··· Given data ···

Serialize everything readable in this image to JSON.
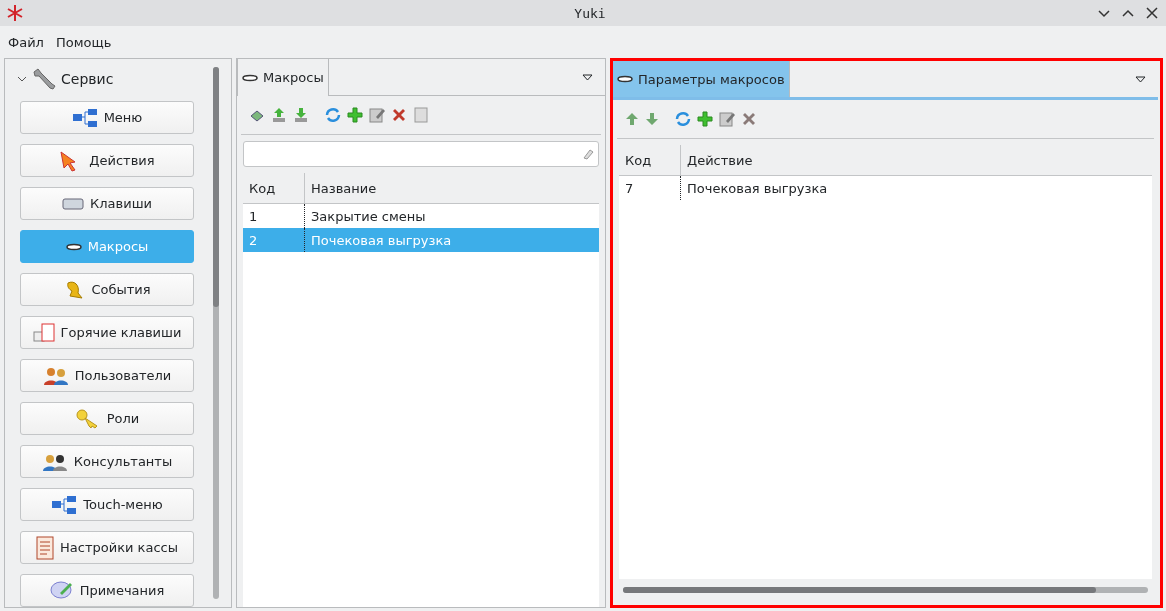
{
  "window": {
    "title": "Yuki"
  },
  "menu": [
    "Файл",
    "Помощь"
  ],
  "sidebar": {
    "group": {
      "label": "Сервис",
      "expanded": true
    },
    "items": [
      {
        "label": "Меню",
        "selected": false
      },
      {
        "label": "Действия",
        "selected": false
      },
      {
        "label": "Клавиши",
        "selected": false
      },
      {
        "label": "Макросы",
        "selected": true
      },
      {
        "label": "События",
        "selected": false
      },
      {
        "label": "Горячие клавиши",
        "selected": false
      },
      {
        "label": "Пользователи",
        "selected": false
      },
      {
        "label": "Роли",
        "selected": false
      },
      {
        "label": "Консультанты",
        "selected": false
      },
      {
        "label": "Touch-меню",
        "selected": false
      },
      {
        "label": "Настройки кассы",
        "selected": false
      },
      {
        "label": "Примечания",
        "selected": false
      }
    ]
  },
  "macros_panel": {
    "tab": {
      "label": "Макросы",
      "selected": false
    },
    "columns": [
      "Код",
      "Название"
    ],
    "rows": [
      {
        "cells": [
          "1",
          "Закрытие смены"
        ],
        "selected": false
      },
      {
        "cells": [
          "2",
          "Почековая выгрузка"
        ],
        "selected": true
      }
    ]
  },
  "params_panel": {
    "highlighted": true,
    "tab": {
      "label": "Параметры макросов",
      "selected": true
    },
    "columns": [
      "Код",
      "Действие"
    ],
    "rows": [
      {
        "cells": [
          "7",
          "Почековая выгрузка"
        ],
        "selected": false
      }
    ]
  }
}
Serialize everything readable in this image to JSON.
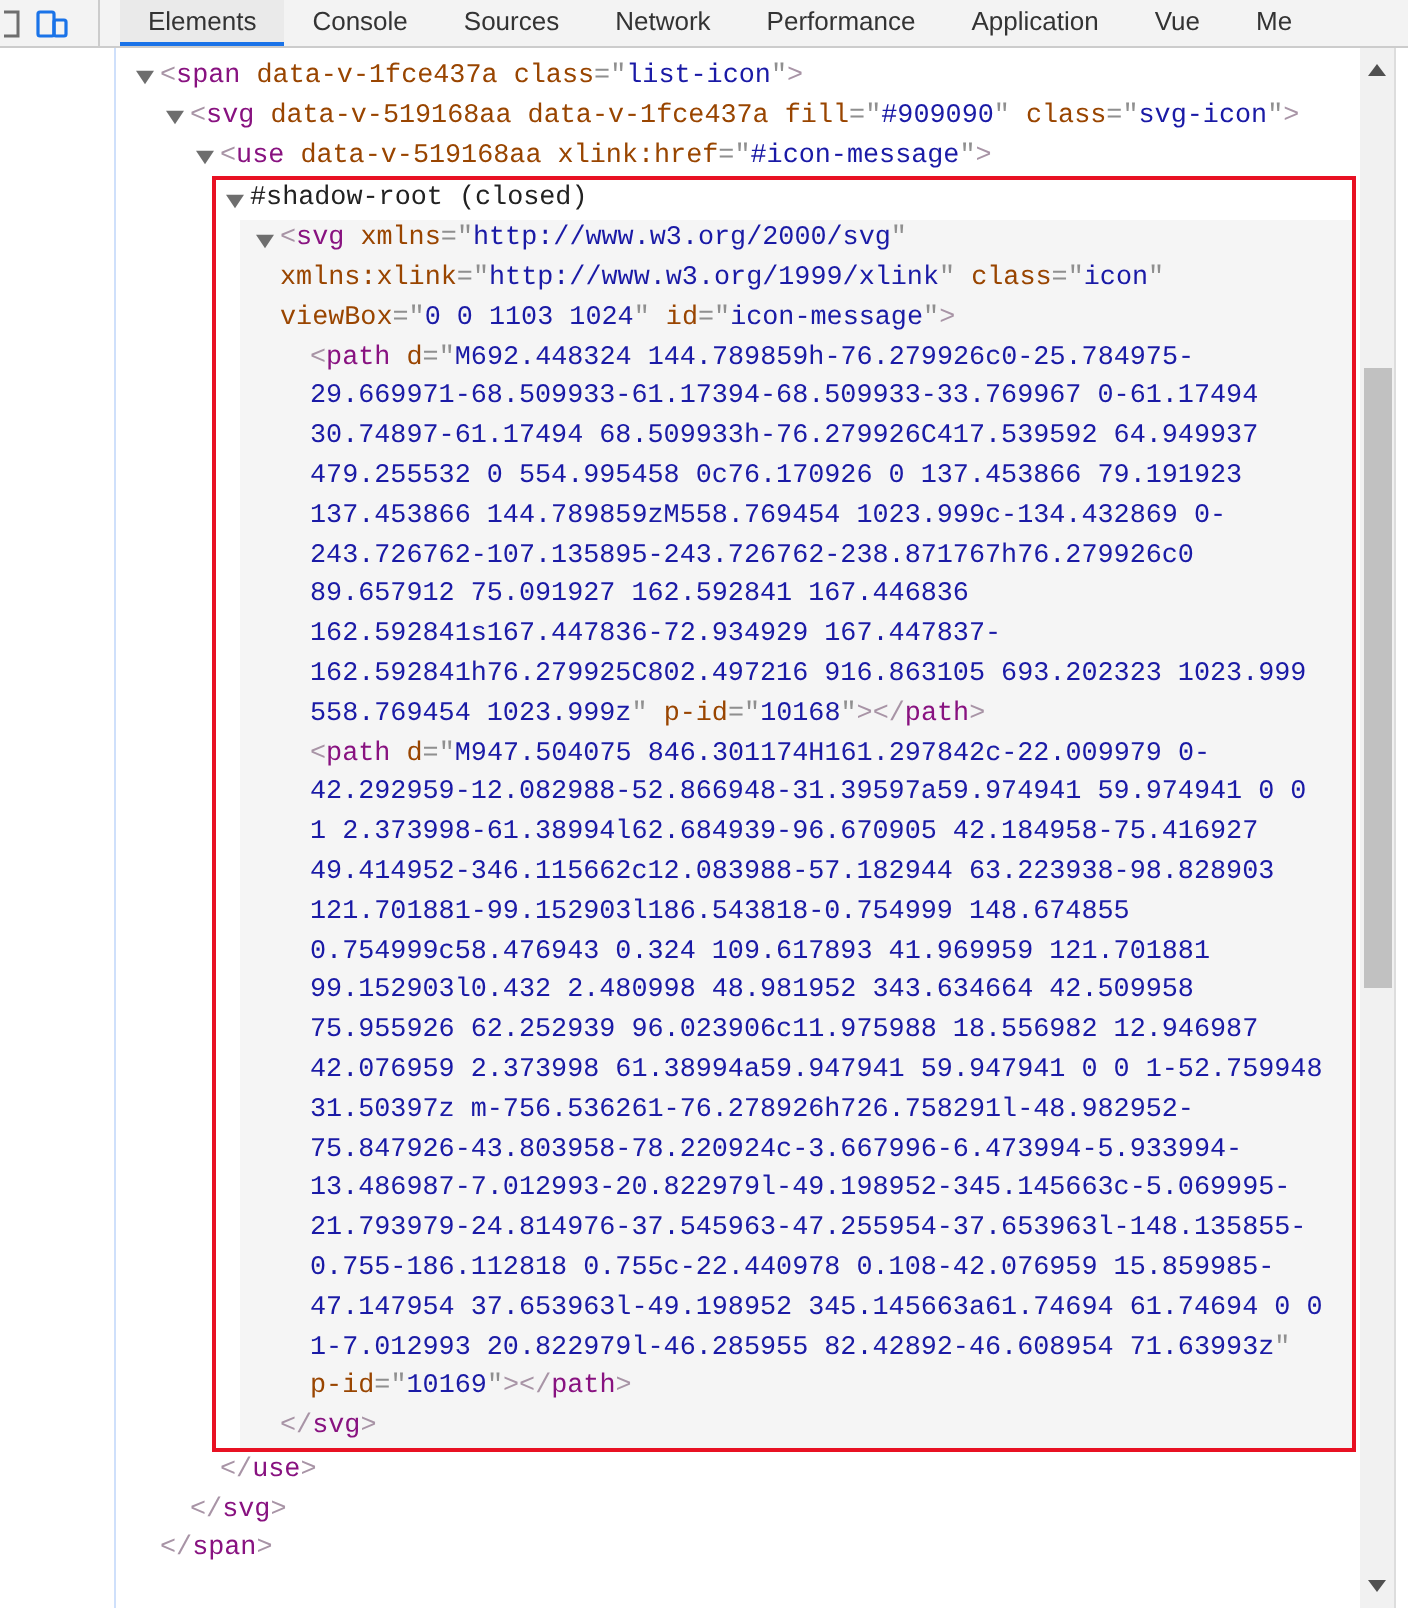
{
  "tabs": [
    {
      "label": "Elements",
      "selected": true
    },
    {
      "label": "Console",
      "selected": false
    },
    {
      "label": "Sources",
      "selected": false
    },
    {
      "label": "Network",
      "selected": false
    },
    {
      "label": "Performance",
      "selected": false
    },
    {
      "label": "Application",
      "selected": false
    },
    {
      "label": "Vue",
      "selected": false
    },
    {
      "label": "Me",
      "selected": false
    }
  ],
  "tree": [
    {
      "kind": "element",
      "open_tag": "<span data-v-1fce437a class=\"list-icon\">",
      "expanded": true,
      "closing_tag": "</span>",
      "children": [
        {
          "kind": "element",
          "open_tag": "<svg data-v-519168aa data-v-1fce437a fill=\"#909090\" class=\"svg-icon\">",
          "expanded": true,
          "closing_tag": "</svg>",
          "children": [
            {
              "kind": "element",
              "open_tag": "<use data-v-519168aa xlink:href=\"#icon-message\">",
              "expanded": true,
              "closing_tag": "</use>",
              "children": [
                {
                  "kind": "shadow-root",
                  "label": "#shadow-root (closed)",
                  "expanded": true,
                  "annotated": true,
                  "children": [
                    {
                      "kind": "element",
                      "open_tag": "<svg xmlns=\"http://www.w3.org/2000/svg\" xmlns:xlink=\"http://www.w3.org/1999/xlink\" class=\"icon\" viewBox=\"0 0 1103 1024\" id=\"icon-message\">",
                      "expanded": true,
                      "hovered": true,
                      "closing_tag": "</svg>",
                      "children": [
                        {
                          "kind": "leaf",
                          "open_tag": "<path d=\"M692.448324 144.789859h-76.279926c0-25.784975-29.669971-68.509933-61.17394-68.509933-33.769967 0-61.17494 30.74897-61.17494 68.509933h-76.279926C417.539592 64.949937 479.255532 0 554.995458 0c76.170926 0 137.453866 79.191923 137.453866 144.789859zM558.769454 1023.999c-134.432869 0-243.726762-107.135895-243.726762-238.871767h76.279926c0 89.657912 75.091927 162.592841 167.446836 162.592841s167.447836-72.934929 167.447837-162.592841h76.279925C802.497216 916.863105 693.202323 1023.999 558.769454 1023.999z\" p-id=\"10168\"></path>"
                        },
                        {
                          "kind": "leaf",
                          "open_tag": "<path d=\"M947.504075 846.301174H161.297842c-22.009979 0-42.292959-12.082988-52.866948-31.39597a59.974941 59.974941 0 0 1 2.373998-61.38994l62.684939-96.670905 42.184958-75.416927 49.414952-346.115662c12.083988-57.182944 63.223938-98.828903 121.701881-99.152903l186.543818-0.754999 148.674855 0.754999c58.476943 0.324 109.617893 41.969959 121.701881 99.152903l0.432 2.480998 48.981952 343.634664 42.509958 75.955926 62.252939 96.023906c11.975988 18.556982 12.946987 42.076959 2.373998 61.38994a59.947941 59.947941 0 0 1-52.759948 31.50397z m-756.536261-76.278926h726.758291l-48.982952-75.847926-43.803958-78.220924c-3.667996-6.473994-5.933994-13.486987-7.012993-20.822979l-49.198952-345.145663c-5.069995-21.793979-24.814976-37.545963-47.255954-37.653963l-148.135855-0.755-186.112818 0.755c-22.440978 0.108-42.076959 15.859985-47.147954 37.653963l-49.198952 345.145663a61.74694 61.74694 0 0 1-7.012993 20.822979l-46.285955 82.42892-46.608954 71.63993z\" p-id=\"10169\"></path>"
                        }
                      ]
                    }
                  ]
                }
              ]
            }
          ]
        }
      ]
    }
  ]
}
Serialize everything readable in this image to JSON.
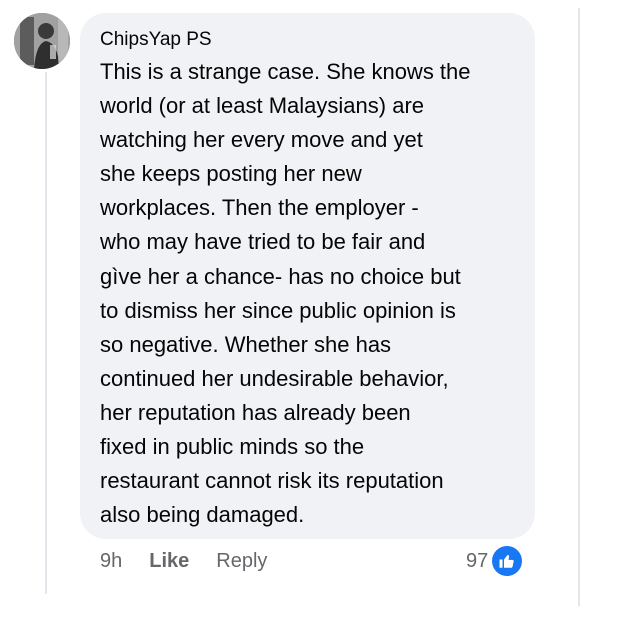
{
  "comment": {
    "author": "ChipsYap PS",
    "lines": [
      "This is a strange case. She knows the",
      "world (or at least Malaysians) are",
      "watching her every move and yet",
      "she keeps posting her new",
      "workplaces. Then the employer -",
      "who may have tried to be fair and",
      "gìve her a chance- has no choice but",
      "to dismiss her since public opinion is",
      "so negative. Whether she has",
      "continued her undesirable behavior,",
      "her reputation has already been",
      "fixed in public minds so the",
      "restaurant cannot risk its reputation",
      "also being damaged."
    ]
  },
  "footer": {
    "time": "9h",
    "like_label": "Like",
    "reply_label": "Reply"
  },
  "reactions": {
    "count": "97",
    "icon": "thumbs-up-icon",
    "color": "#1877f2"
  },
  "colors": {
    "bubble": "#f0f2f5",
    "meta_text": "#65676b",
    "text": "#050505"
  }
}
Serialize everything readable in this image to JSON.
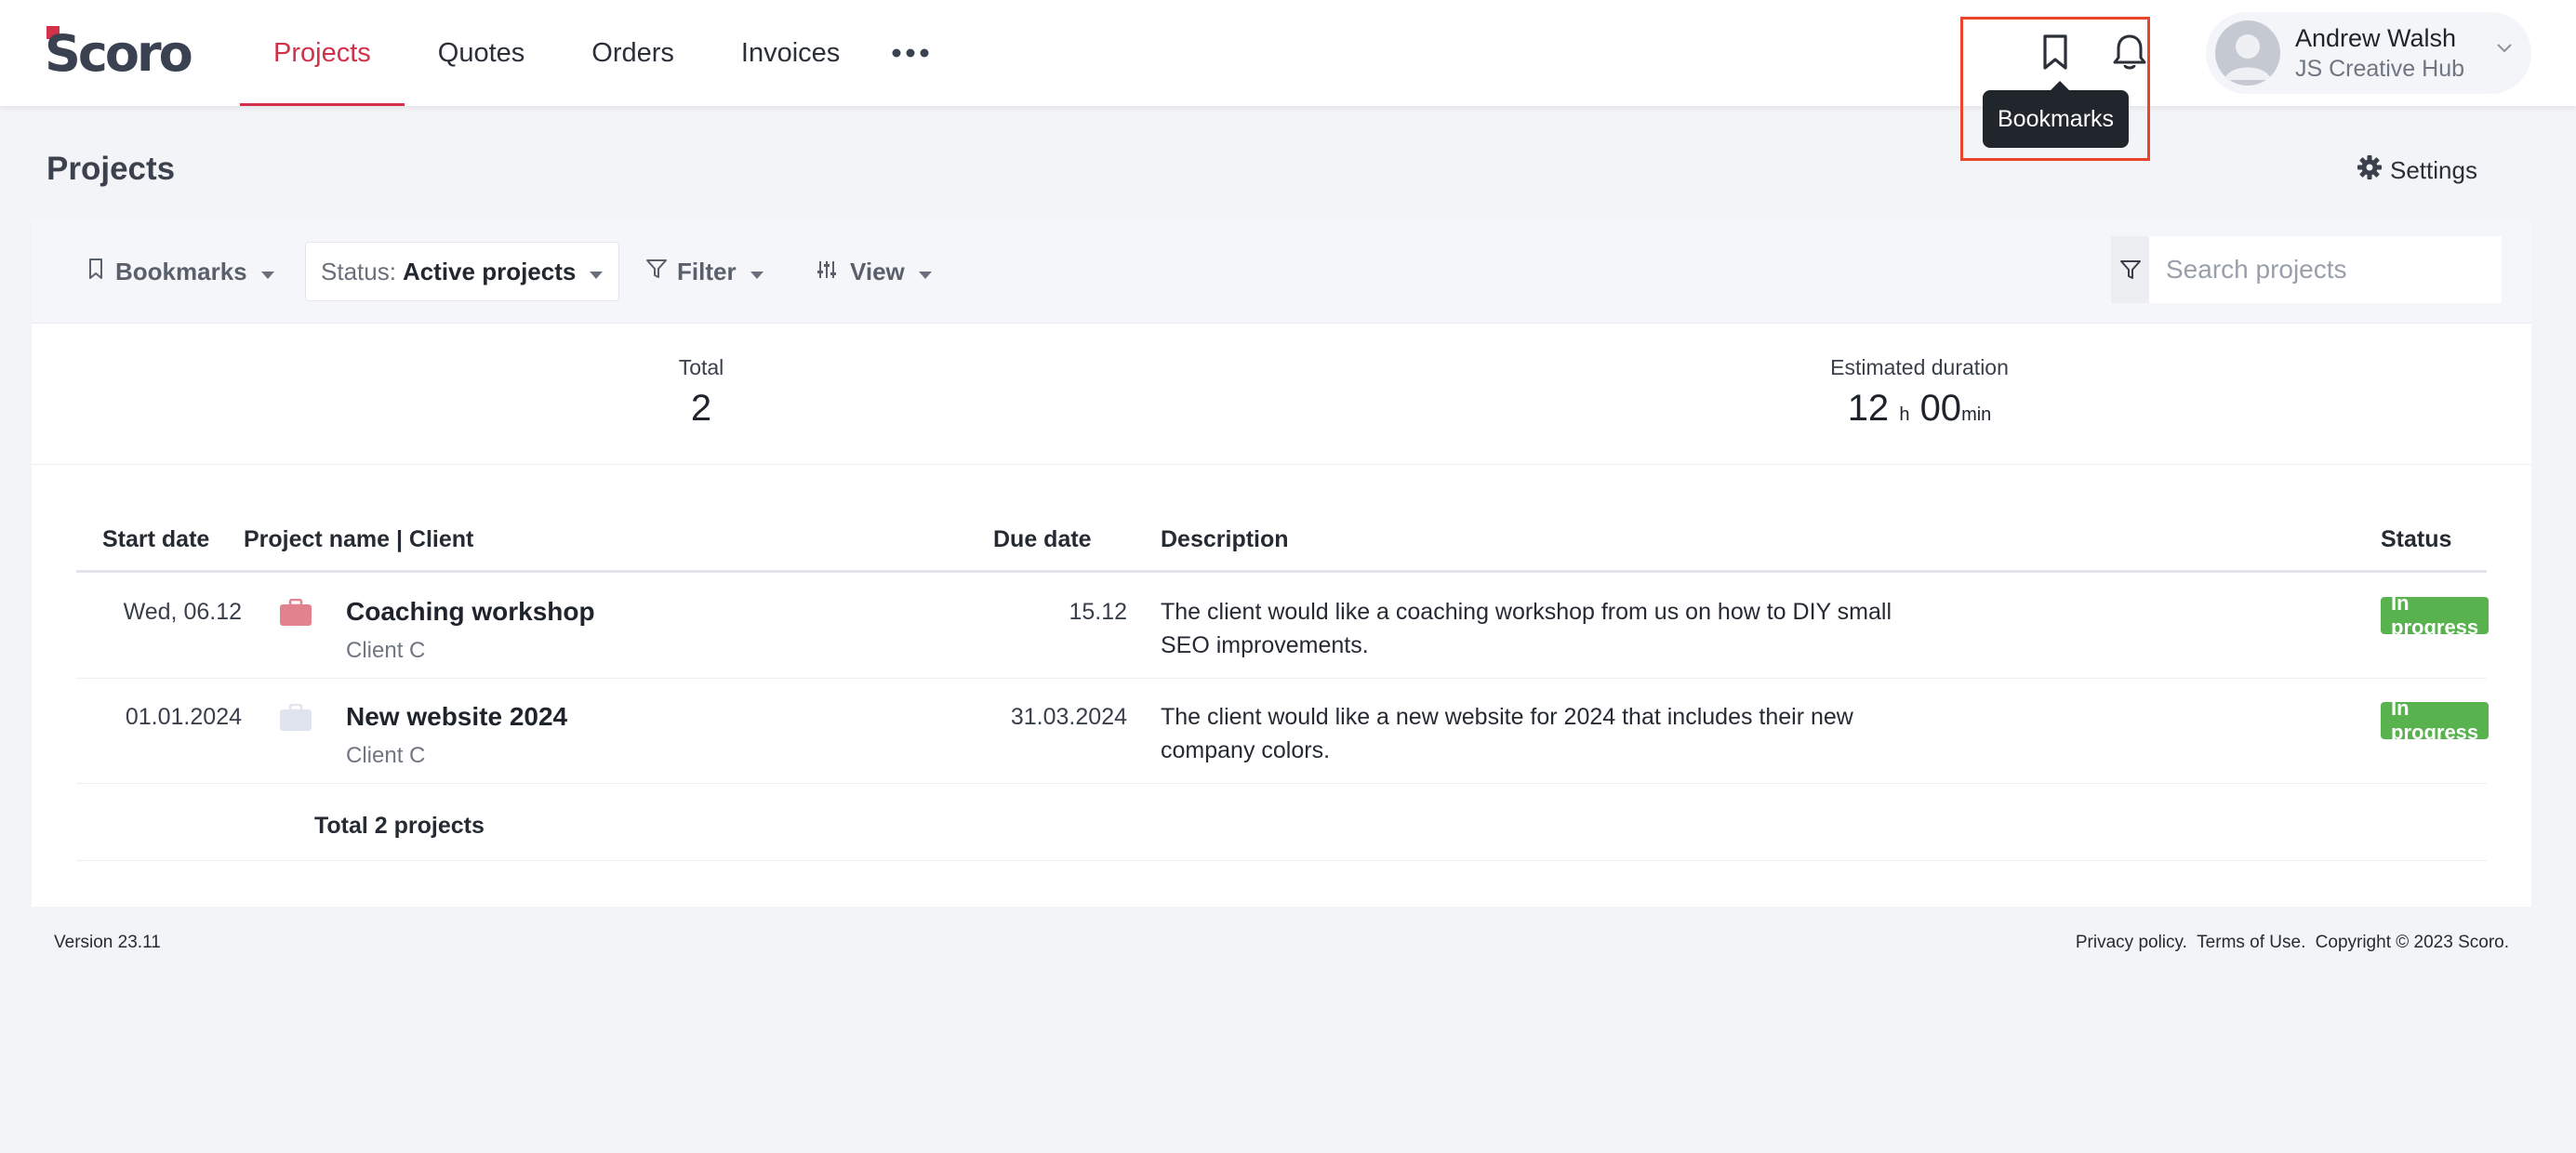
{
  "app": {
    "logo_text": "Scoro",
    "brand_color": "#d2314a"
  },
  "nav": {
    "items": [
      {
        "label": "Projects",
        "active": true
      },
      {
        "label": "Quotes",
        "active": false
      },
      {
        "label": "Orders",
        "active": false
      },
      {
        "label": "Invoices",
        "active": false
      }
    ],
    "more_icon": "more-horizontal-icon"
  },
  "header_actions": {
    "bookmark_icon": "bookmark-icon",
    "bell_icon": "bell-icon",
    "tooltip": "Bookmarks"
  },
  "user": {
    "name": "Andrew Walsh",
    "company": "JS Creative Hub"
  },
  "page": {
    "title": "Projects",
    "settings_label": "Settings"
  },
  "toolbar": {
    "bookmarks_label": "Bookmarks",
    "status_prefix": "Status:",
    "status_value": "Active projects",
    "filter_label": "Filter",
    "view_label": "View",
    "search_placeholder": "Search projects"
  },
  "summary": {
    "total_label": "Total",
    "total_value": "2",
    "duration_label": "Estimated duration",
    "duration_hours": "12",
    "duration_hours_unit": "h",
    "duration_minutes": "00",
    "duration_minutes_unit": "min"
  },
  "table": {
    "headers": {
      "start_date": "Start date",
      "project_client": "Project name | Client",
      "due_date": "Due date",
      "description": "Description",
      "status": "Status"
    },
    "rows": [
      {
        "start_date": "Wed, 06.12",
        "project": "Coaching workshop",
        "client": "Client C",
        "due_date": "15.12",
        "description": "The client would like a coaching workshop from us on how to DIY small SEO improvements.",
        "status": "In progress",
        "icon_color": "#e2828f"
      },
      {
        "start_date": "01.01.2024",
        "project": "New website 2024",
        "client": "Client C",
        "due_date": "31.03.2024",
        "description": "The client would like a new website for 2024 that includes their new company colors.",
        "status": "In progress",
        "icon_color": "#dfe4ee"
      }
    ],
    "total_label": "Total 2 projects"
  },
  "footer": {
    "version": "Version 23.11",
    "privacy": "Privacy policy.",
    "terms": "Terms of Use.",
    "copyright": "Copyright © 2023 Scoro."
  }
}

···

◆ Instructions for the task:
Find the lines holding "message" and list every one.

◆ Finished answer:
              "open_tag": "<use data-v-519168aa xlink:href=\"#icon-message\">",
                      "open_tag": "<svg xmlns=\"http://www.w3.org/2000/svg\" xmlns:xlink=\"http://www.w3.org/1999/xlink\" class=\"icon\" viewBox=\"0 0 1103 1024\" id=\"icon-message\">",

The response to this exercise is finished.